*** Opening TEXT BLOCK ***

The following winning roster is from a head-to-head contest against an opponent who picked Peyton Manning as his quarterback.

DraftKings Lineup Divisional Round

Quarterback: Carson Palmer
Points: 27
Grade: A

Of the eight quarterbacks in the divisional series, Carson Palmer and Tom Brady seemed to have the highest floor that I search for when building a head-to-head roster. Both players were at home, but I liked the defensive matchup the Cardinals had against the Packers, and I thought that Packers had a decent shot of scoring points against Arizona now that the Green Bay offensive line is healthy.

Both assumptions proved to be correct as Palmer threw for 349 yards and three touchdowns. Although he did throw two interceptions, Palmerís big game compared to Manning scoring only 10 was the main reason I won.

The important thing to keep in mind is that I went for the player with the highest floor while my opponent went with what I assume was a high ceiling play. In head-to-head games like this, always go for the high floor guy at quarterback.

Running Back: C.J. Anderson and David Johnson
Combined Points: 31
Grade: C

Perhaps I rode the David Johnson train one too many weeks. While I wasnít expecting a 47.9 point game like he delivered Week 15 against the Eagles, a 21 point game similar to what he did at home against Green Bay week 16 seemed like a baseline floor.

Instead, the rookie from Norther Iowa managed only 35 yards and a 2.3 yard per carry average, and was not as active in the passing game as I had hoped. 13 points isnít terrible from a cheap play, but I spent a hefty $6000 on him and was not pleased with the results.

C.J. Anderson and his $3700 price tag made me fill better about Johnsonís short comings. Anderson rushed for 72 yards on 15 carries, including the game-winning TD run late.

Wide Receiver: Michael Floyd, Tyler Lockett and Demaryius Thomas
Combined Points: 44.1
Grade: D

Thomas was an expensive play based on his production this season. I read into the fact that this was the first game his mom would see in person since her release from jail, and I assumed that it would lead to Thomas having a big game for the Broncos.

*** Closing TEXT BLOCK ***
*** Opening LISTED ENTRIES ***

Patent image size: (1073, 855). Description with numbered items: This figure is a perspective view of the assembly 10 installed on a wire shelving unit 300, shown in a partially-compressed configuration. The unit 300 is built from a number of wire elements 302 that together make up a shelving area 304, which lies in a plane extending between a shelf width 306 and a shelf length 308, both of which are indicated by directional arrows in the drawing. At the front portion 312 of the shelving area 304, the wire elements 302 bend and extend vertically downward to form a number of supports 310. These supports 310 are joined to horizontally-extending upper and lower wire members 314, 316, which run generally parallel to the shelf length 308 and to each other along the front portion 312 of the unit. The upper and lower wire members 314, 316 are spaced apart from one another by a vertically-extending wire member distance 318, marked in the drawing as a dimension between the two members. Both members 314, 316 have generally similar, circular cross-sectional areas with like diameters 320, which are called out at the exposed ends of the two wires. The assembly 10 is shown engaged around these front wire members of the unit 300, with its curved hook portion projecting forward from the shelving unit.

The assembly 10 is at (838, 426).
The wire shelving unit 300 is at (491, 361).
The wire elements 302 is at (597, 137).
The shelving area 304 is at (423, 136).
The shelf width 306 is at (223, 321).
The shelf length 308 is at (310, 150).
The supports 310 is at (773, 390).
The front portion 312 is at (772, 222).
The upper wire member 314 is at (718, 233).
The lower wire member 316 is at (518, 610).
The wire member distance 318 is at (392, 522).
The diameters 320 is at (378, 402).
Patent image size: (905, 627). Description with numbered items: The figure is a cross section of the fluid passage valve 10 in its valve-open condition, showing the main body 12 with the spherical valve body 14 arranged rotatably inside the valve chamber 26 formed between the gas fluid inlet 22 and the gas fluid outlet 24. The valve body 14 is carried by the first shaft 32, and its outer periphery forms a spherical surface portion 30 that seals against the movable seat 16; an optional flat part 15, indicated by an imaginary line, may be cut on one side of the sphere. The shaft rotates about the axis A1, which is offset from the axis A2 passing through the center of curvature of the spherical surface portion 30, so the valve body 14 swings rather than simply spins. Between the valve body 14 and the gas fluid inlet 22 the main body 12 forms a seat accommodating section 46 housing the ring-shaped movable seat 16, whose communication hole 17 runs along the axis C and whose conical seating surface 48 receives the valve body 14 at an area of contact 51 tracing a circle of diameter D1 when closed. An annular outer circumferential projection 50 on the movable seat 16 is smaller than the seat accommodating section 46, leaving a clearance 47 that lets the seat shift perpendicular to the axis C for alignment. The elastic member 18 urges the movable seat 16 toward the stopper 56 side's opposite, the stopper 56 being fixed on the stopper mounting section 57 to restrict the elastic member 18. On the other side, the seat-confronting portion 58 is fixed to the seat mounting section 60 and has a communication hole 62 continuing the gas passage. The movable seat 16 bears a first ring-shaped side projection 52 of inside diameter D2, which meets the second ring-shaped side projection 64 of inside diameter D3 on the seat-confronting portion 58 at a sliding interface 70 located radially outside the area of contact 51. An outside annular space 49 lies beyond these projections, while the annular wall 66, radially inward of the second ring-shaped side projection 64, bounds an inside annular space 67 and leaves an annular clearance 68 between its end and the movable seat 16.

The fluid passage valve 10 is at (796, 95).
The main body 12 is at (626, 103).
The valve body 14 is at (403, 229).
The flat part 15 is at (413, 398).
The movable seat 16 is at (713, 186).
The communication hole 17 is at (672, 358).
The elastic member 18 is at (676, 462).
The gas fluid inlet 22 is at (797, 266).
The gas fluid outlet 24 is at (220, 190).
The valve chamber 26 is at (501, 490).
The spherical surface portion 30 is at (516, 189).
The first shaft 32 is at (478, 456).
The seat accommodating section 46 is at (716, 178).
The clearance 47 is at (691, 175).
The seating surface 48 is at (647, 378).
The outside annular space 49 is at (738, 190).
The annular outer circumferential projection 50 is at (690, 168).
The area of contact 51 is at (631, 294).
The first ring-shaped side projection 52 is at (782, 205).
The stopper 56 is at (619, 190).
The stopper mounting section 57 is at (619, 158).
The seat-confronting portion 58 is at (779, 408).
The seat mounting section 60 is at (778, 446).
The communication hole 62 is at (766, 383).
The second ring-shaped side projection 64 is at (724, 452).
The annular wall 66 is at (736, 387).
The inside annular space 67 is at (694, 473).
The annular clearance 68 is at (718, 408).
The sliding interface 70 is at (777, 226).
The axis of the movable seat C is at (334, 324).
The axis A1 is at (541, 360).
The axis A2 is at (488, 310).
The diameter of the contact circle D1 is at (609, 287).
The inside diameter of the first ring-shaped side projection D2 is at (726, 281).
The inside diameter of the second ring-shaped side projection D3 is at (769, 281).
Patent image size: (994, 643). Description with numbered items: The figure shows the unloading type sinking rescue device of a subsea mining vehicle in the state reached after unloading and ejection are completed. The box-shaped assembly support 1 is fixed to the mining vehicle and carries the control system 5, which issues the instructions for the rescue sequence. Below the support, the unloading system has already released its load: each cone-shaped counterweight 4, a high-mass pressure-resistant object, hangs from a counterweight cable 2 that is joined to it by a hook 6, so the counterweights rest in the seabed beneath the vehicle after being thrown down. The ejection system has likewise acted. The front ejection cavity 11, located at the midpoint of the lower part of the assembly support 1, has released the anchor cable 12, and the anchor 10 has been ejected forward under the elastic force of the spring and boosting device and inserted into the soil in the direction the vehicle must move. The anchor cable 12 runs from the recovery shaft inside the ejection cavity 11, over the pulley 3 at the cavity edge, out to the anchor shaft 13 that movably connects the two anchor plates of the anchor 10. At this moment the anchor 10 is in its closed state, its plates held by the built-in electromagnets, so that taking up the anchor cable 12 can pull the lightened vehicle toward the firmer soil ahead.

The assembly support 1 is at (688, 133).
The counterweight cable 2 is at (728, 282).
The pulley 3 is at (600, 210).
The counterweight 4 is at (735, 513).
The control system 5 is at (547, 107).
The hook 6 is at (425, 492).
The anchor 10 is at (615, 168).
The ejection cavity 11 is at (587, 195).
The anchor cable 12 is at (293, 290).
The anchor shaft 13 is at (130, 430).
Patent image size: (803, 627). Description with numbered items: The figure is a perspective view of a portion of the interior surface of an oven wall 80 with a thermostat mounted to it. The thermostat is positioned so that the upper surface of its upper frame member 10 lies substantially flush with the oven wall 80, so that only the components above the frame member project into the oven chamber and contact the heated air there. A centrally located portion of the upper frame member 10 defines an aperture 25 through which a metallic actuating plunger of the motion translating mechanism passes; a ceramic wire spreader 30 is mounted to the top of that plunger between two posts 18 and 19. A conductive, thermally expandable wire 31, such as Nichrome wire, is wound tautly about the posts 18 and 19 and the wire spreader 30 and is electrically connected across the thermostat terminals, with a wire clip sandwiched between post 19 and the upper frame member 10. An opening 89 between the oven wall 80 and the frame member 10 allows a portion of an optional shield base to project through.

*** Closing LISTED ENTRIES ***

EXERCISES TO COMPLETE:
1. Which players make up the lineup in the DraftKings lineup review?
2. Can you give the part of the DraftKings lineup review starting at "C.J. Anderson and his" and ending at "TD run late." again, renaming "carries" to "attempts"?
The material after the text is separate and stands apart from it.

PROBLEM SOLUTIONS:
1. Carson Palmer, C.J. Anderson, David Johnson, Michael Floyd, Tyler Lockett, Demaryius Thomas

2.
C.J. Anderson and his $3700 price tag made me fill better about Johnsonís short comings. Anderson rushed for 72 yards on 15 attempts, including the game-winning TD run late.